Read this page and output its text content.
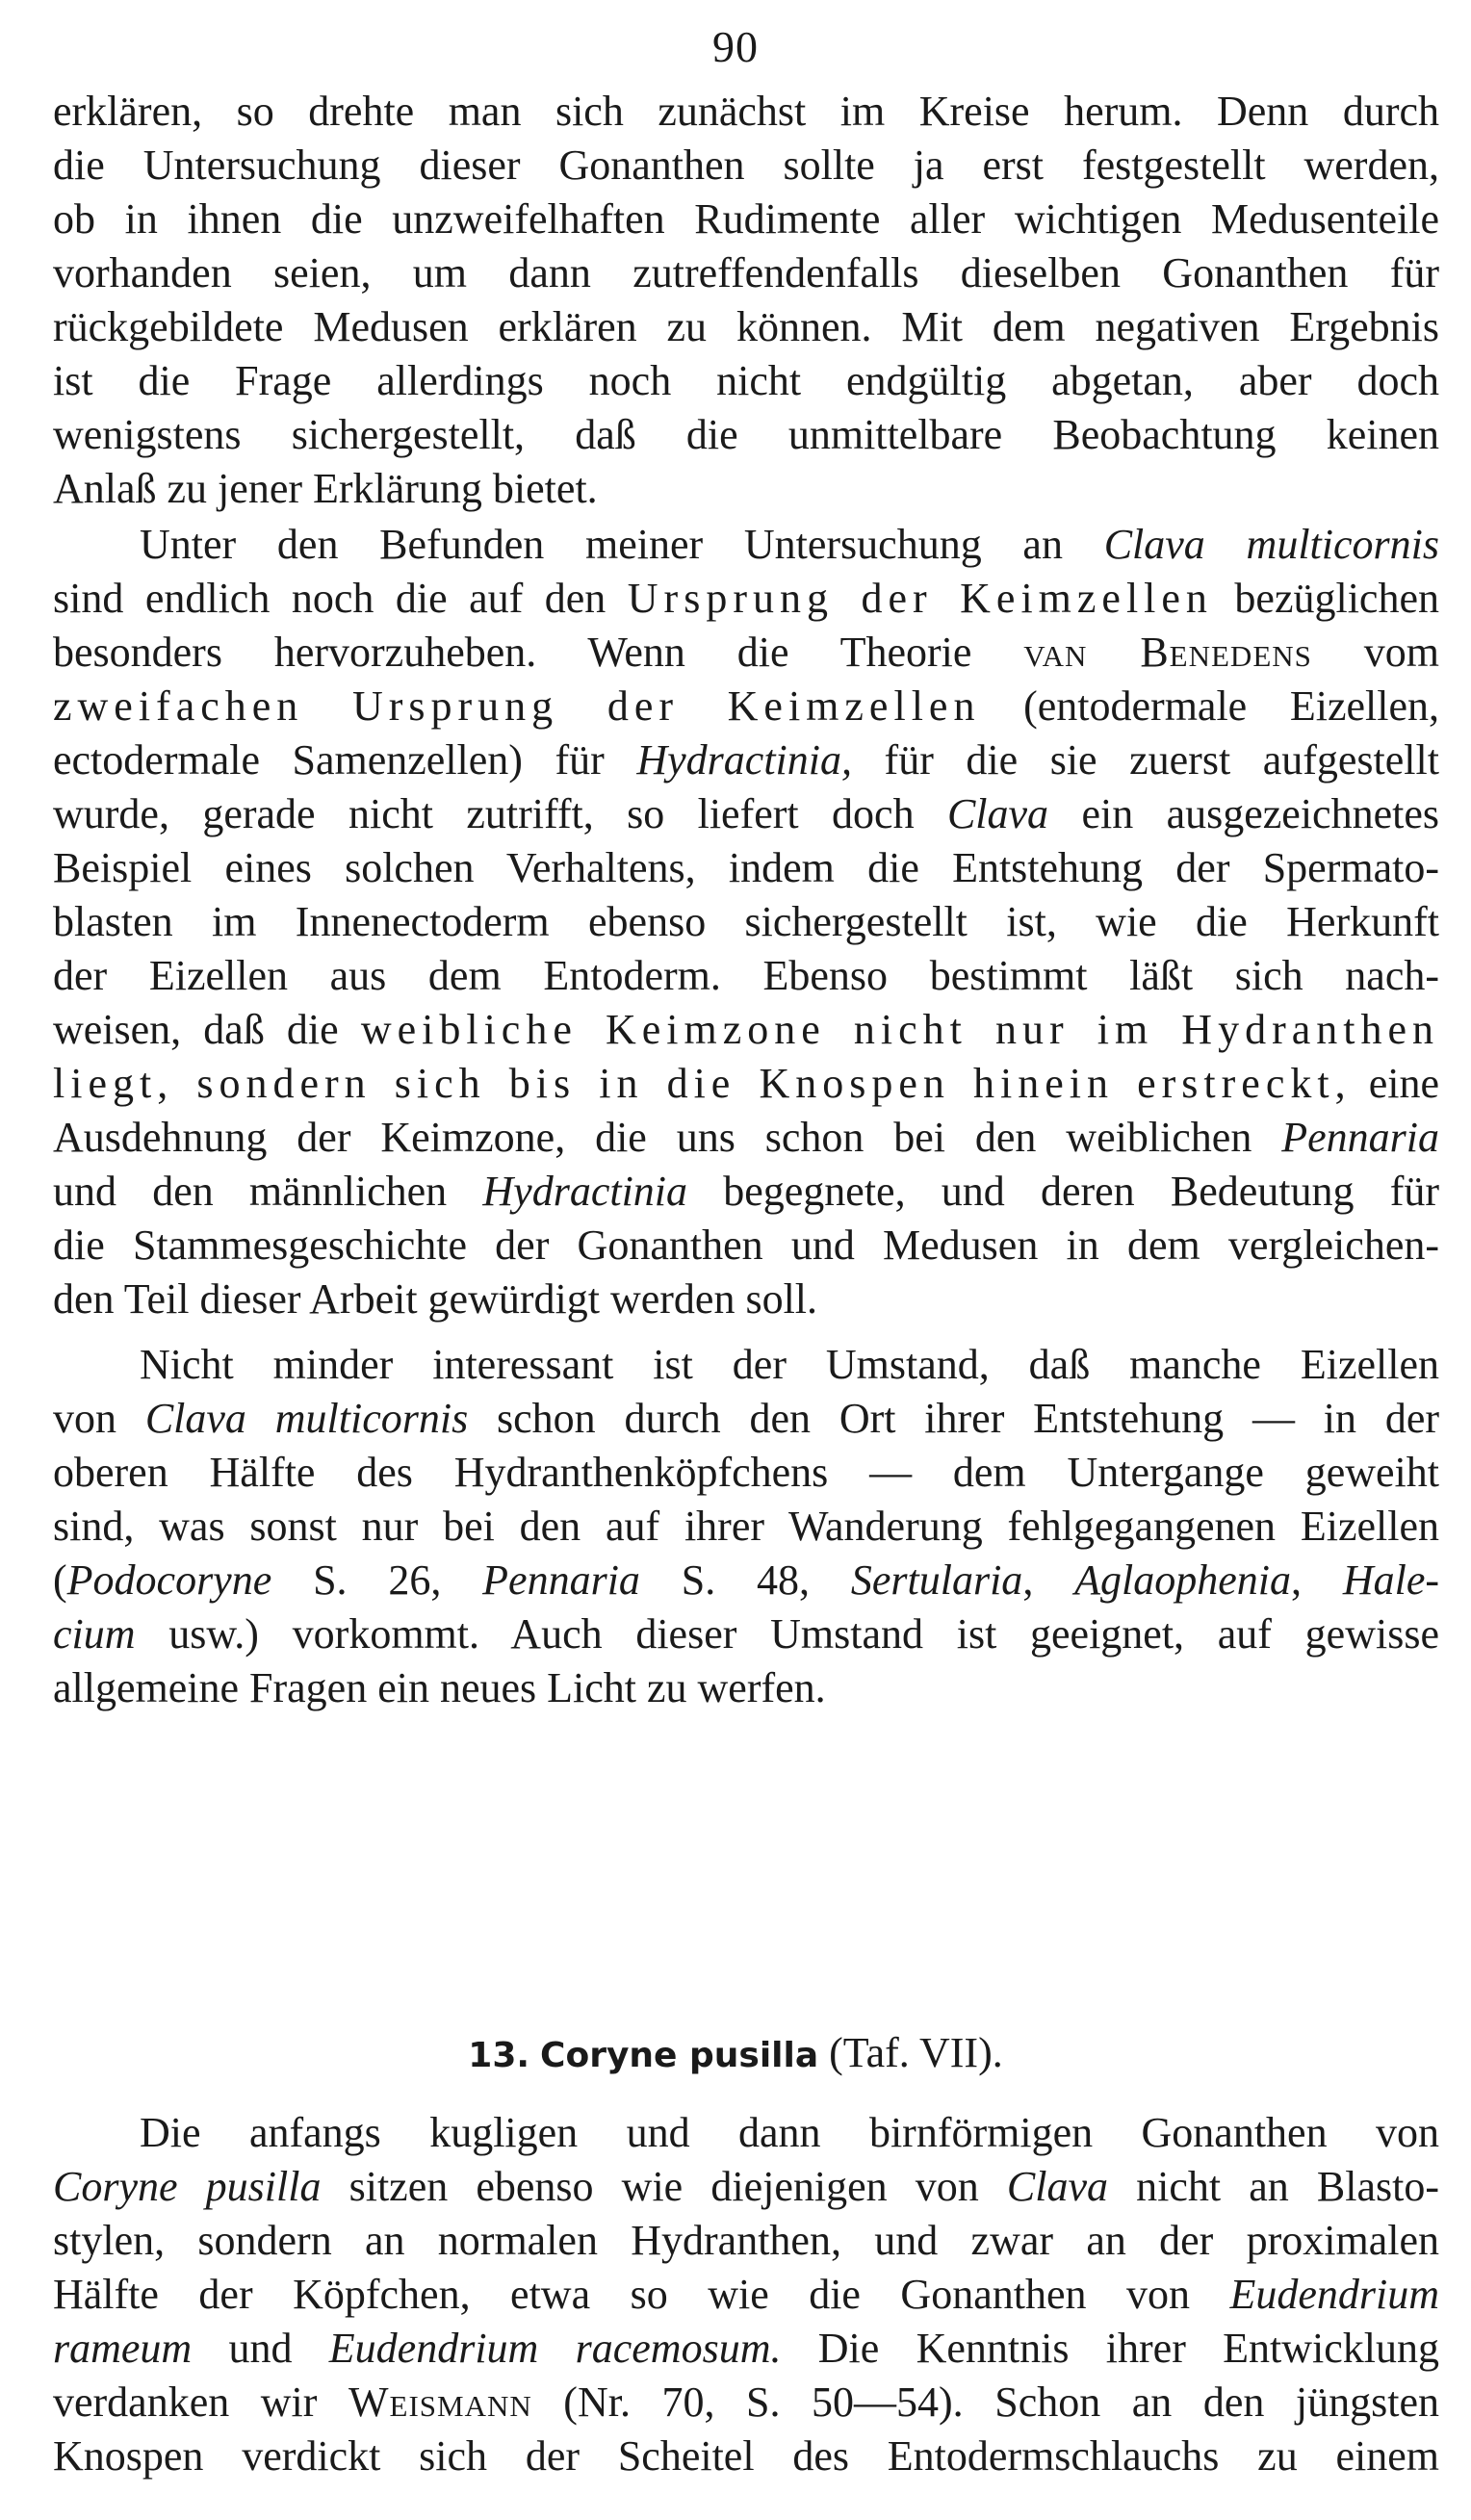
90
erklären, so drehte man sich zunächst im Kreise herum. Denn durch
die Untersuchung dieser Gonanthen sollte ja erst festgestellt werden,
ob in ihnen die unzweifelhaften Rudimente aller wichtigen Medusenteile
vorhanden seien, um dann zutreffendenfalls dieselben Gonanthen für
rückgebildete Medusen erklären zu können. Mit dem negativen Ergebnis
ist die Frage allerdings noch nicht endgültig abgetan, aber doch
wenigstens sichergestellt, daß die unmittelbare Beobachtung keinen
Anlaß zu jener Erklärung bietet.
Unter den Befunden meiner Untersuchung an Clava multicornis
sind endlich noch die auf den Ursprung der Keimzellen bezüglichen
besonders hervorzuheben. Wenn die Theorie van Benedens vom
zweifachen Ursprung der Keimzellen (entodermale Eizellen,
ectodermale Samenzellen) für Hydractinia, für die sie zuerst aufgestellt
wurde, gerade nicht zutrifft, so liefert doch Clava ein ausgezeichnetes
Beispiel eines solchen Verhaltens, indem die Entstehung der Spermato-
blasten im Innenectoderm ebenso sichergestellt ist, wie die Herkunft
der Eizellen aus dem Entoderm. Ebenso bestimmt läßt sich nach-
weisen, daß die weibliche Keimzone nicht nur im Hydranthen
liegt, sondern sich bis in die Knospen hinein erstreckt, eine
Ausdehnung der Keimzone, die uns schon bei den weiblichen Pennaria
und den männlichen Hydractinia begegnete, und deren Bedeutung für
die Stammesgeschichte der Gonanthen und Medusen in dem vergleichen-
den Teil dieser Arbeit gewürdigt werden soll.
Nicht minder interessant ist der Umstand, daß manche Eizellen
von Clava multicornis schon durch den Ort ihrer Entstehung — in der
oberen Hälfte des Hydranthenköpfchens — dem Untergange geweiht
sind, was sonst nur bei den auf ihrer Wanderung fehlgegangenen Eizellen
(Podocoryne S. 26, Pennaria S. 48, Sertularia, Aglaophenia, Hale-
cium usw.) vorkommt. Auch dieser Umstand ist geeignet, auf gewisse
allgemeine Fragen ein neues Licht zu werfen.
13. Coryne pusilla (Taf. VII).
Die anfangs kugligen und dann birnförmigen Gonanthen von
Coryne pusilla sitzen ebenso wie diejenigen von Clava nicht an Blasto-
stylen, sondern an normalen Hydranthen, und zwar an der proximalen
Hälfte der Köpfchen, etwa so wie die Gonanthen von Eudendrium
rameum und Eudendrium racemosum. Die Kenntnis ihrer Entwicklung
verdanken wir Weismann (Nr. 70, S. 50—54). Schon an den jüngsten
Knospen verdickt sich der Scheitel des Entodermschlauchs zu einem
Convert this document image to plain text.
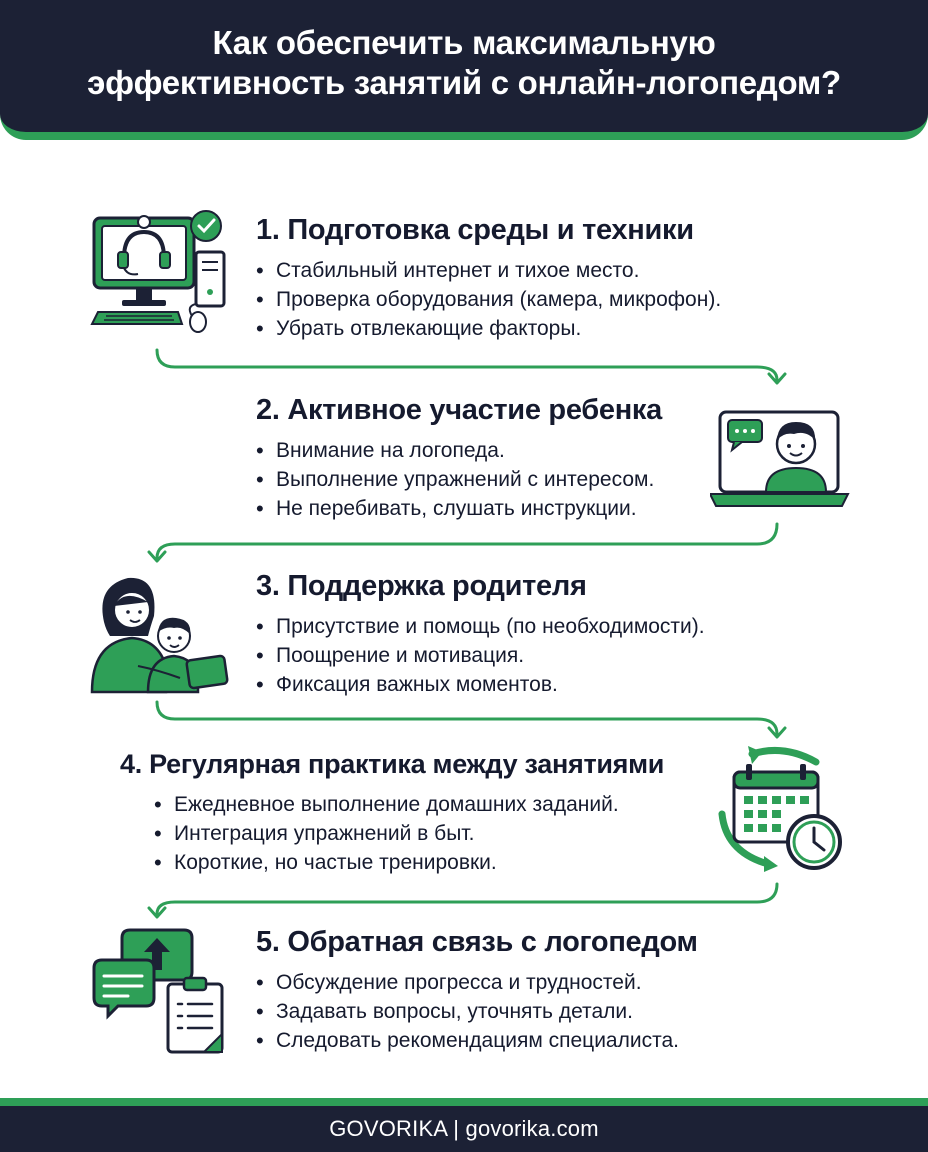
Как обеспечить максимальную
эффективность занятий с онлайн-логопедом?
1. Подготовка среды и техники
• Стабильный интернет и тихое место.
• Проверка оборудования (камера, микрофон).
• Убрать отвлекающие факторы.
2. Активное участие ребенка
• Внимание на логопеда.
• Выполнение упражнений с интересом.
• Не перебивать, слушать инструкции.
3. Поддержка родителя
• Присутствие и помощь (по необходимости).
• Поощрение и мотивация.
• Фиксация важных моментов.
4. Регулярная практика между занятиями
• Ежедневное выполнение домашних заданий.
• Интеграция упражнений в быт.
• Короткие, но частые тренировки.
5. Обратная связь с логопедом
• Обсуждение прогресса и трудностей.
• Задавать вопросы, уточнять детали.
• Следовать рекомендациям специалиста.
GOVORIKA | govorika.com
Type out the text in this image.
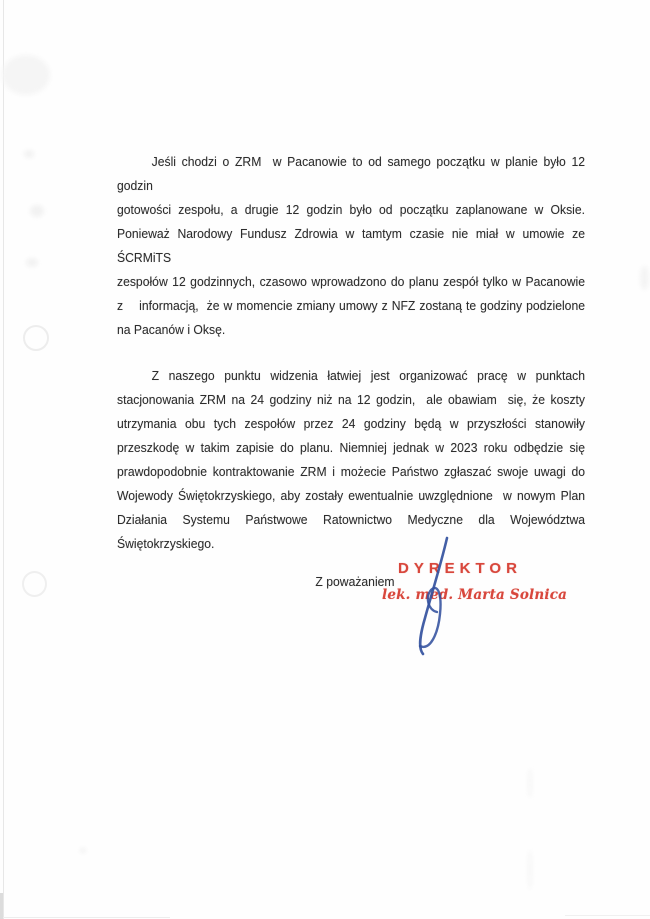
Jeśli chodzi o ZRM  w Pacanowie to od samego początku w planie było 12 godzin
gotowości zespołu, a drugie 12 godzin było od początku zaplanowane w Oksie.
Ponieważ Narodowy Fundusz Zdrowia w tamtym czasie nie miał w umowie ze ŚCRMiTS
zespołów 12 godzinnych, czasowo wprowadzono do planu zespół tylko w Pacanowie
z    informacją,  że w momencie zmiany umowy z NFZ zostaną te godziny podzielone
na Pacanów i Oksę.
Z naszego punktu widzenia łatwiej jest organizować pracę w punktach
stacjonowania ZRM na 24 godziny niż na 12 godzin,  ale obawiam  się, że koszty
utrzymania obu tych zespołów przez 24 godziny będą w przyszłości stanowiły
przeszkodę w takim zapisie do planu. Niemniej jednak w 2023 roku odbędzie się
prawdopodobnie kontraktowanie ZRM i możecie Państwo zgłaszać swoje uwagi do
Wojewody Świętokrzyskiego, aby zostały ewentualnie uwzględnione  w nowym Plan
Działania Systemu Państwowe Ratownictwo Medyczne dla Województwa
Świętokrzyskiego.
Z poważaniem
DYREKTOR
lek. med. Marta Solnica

##############################

#### Objective:
Scan the records above for the string "Keimzone", then report every line that contains it.

#### Final answer:
weisen, daß die weibliche Keimzone nicht nur im Hydranthen
Ausdehnung der Keimzone, die uns schon bei den weiblichen Pennaria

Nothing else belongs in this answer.